EXCERPTED RECORDS.

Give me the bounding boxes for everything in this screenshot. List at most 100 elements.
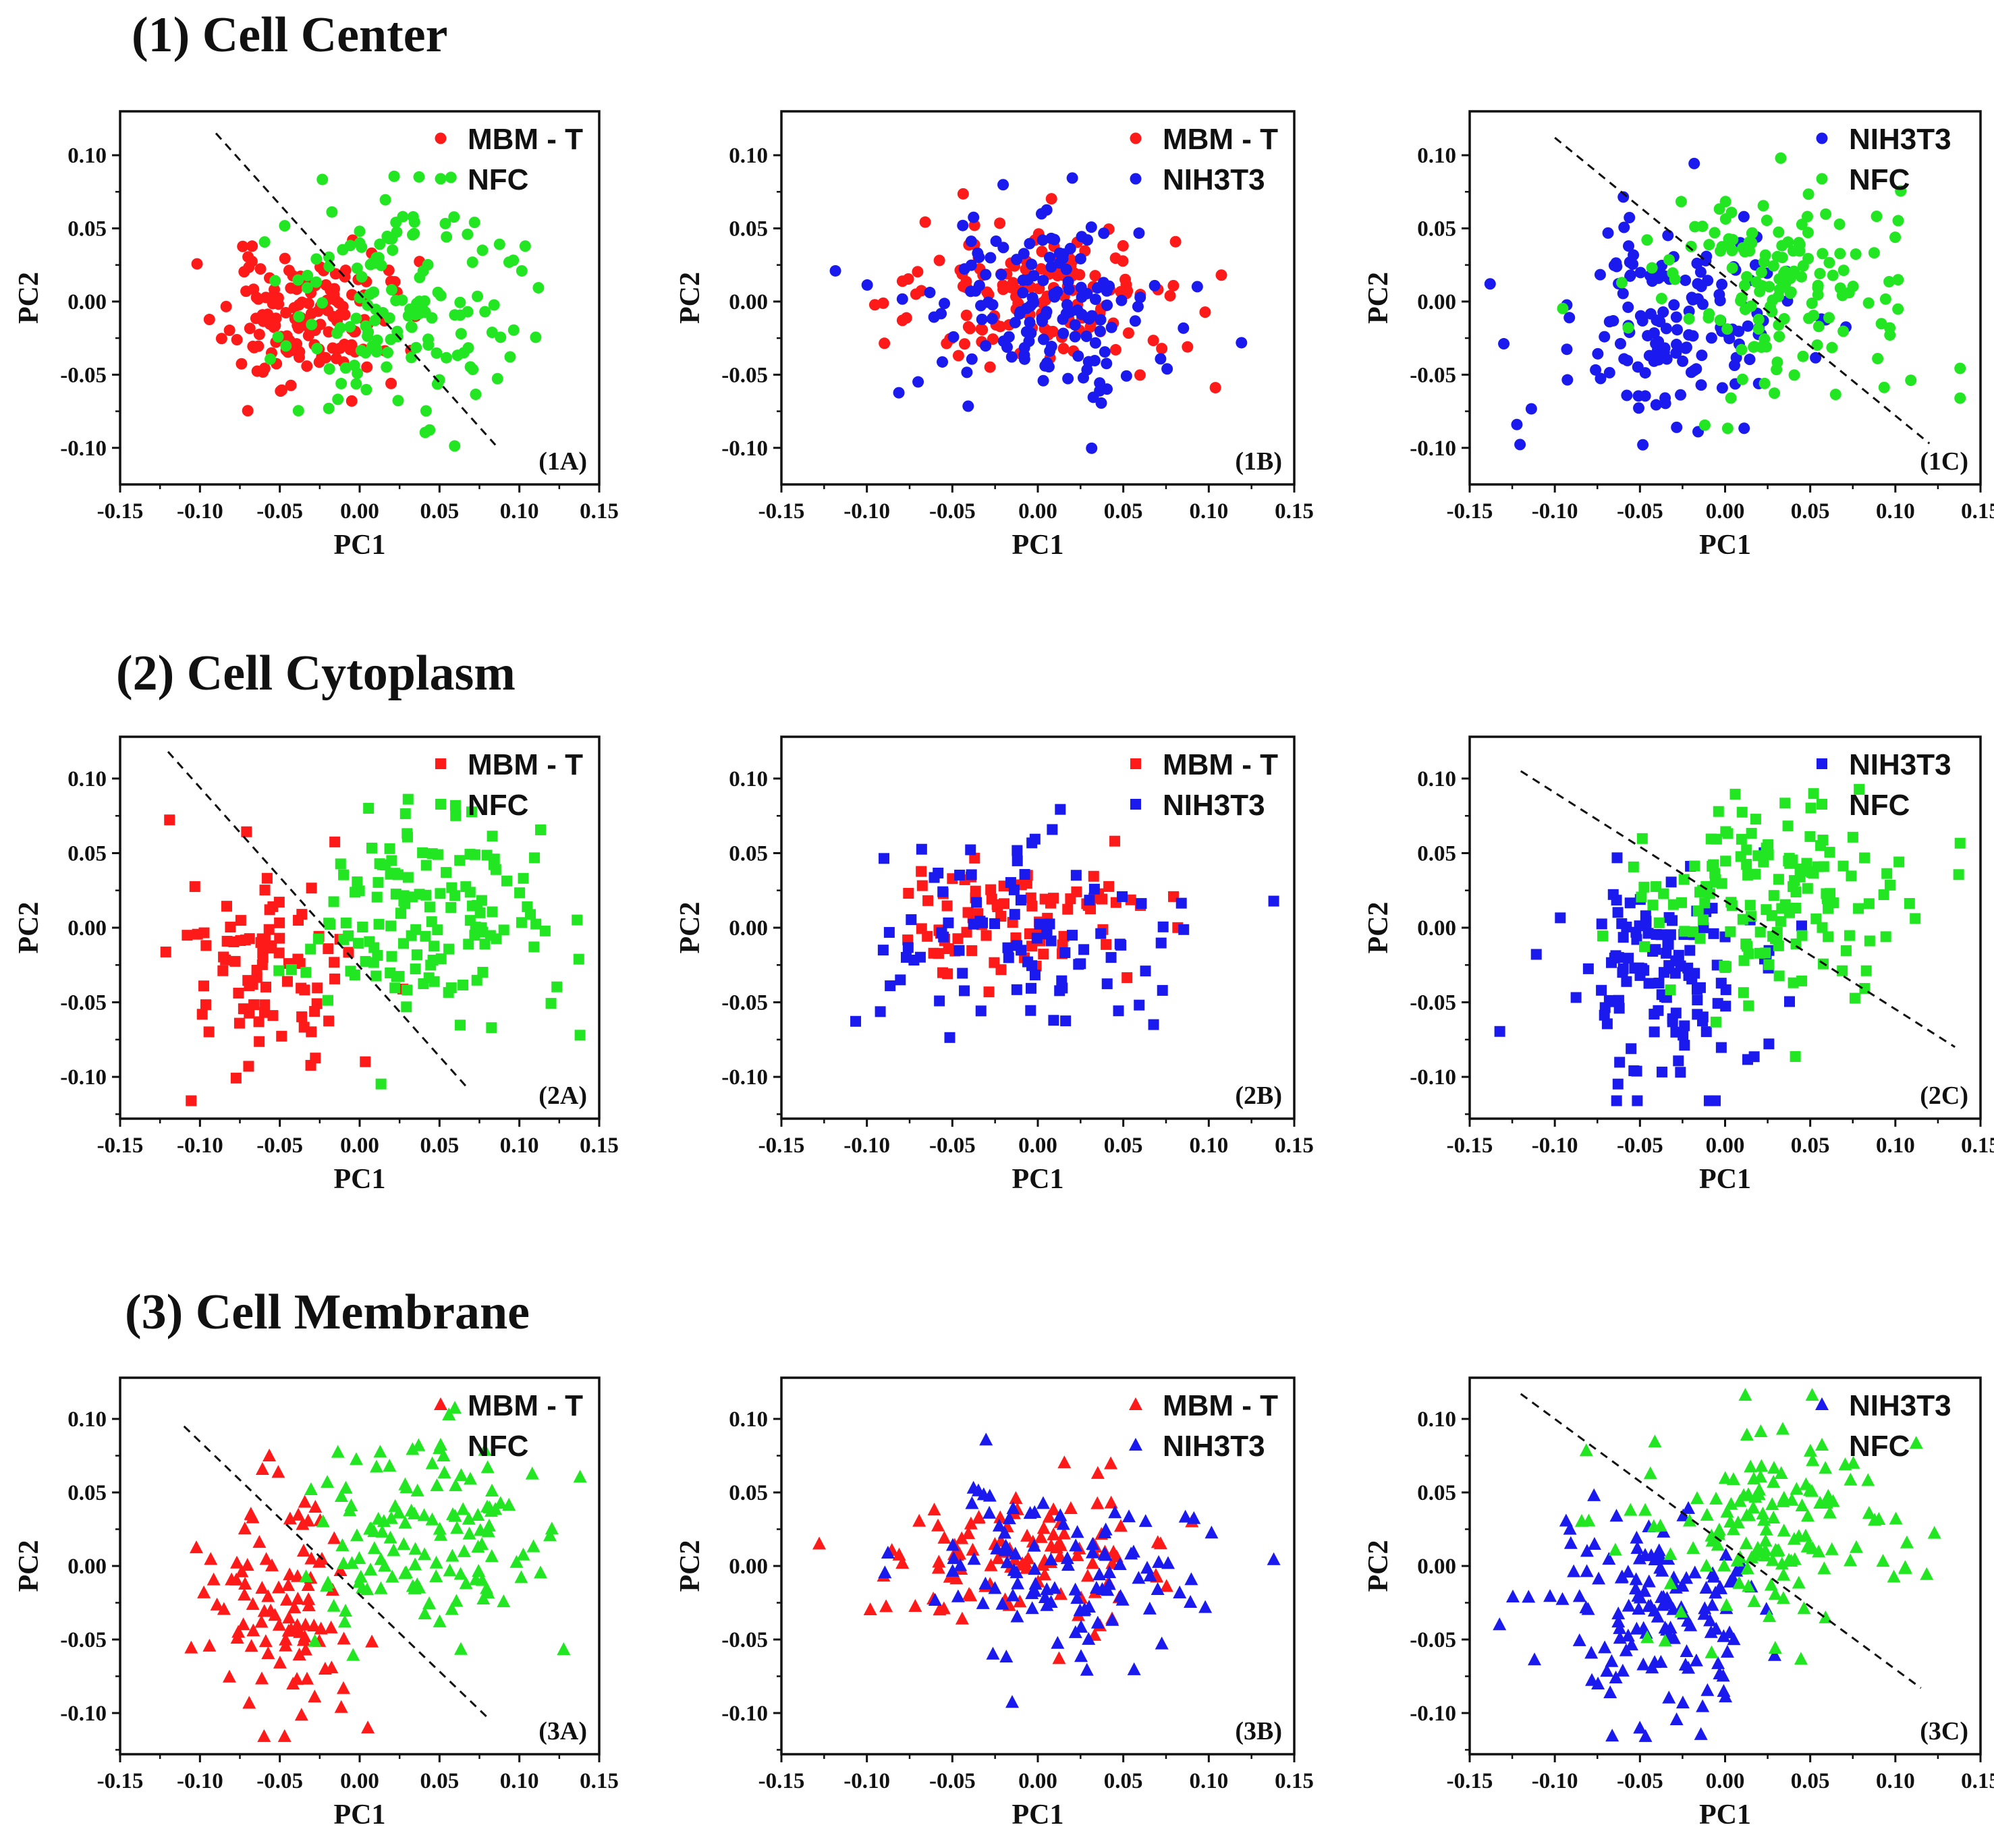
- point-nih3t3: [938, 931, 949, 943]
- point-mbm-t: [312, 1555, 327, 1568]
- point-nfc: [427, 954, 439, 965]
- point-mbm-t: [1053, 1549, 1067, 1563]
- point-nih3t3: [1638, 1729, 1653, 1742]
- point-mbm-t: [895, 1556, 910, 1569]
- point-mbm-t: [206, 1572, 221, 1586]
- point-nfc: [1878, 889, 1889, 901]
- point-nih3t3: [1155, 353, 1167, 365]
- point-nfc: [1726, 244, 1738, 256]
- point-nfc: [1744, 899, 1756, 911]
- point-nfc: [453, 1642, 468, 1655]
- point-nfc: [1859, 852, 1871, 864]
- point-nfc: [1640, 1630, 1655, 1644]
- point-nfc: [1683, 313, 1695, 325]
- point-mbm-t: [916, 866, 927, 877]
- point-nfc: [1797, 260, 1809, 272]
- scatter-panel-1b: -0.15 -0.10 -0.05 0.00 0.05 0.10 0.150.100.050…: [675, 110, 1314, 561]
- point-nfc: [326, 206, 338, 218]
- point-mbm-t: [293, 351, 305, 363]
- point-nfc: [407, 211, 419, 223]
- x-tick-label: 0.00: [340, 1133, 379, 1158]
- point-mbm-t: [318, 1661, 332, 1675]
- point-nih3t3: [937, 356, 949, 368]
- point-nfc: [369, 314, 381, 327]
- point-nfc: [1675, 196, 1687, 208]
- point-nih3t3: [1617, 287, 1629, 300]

BRIEF. Give every line of the material above as a numbered list, skipping blank lines and omitting the picture.

RESPONSE TO THIS TASK.
1. Give me the bounding boxes for everything in this screenshot. List at most 100 elements.
2. - point-nih3t3: [938, 931, 949, 943]
3. - point-mbm-t: [312, 1555, 327, 1568]
4. - point-nfc: [427, 954, 439, 965]
5. - point-mbm-t: [1053, 1549, 1067, 1563]
6. - point-nih3t3: [1638, 1729, 1653, 1742]
7. - point-mbm-t: [895, 1556, 910, 1569]
8. - point-mbm-t: [206, 1572, 221, 1586]
9. - point-nfc: [1878, 889, 1889, 901]
10. - point-nih3t3: [1155, 353, 1167, 365]
11. - point-nfc: [1726, 244, 1738, 256]
12. - point-nfc: [1744, 899, 1756, 911]
13. - point-nfc: [453, 1642, 468, 1655]
14. - point-nfc: [1859, 852, 1871, 864]
15. - point-nfc: [1640, 1630, 1655, 1644]
16. - point-nfc: [1683, 313, 1695, 325]
17. - point-mbm-t: [916, 866, 927, 877]
18. - point-nfc: [1797, 260, 1809, 272]
19. - scatter-panel-1b: -0.15 -0.10 -0.05 0.00 0.05 0.10 0.150.100.050…: [675, 110, 1314, 561]
20. - point-nfc: [326, 206, 338, 218]
21. - point-mbm-t: [293, 351, 305, 363]
22. - point-nfc: [407, 211, 419, 223]
23. - x-tick-label: 0.00: [340, 1133, 379, 1158]
24. - point-mbm-t: [318, 1661, 332, 1675]
25. - point-nih3t3: [937, 356, 949, 368]
26. - point-nfc: [369, 314, 381, 327]
27. - point-nfc: [1675, 196, 1687, 208]
28. - point-nih3t3: [1617, 287, 1629, 300]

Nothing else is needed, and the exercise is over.